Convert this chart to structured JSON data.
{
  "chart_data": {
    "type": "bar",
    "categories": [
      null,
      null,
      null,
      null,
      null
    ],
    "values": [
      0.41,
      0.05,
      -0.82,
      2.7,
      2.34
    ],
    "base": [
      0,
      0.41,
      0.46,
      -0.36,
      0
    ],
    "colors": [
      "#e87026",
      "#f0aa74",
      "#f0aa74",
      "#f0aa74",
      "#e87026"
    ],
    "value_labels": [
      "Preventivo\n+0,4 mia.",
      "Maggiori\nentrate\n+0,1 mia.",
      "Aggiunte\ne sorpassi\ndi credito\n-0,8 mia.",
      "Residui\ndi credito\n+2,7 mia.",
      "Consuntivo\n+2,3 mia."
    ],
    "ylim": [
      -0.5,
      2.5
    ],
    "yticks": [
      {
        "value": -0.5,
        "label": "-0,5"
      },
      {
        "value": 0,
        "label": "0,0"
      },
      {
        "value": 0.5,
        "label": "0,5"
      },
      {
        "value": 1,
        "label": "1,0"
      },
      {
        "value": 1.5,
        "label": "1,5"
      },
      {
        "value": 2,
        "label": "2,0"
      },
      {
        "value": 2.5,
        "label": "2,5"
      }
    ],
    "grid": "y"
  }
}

----

## [EXERCISE GOAL]
Every entry should be output exactly as written, please.

## [EXERCISE OUTPUT]
Convert this chart to structured JSON data.
{
  "chart_data": {
    "type": "bar",
    "categories": [
      null,
      null,
      null,
      null,
      null
    ],
    "values": [
      0.41,
      0.05,
      -0.82,
      2.7,
      2.34
    ],
    "base": [
      0,
      0.41,
      0.46,
      -0.36,
      0
    ],
    "colors": [
      "#e87026",
      "#f0aa74",
      "#f0aa74",
      "#f0aa74",
      "#e87026"
    ],
    "value_labels": [
      "Preventivo\n+0,4 mia.",
      "Maggiori\nentrate\n+0,1 mia.",
      "Aggiunte\ne sorpassi\ndi credito\n-0,8 mia.",
      "Residui\ndi credito\n+2,7 mia.",
      "Consuntivo\n+2,3 mia."
    ],
    "ylim": [
      -0.5,
      2.5
    ],
    "yticks": [
      {
        "value": -0.5,
        "label": "-0,5"
      },
      {
        "value": 0,
        "label": "0,0"
      },
      {
        "value": 0.5,
        "label": "0,5"
      },
      {
        "value": 1,
        "label": "1,0"
      },
      {
        "value": 1.5,
        "label": "1,5"
      },
      {
        "value": 2,
        "label": "2,0"
      },
      {
        "value": 2.5,
        "label": "2,5"
      }
    ],
    "grid": "y"
  }
}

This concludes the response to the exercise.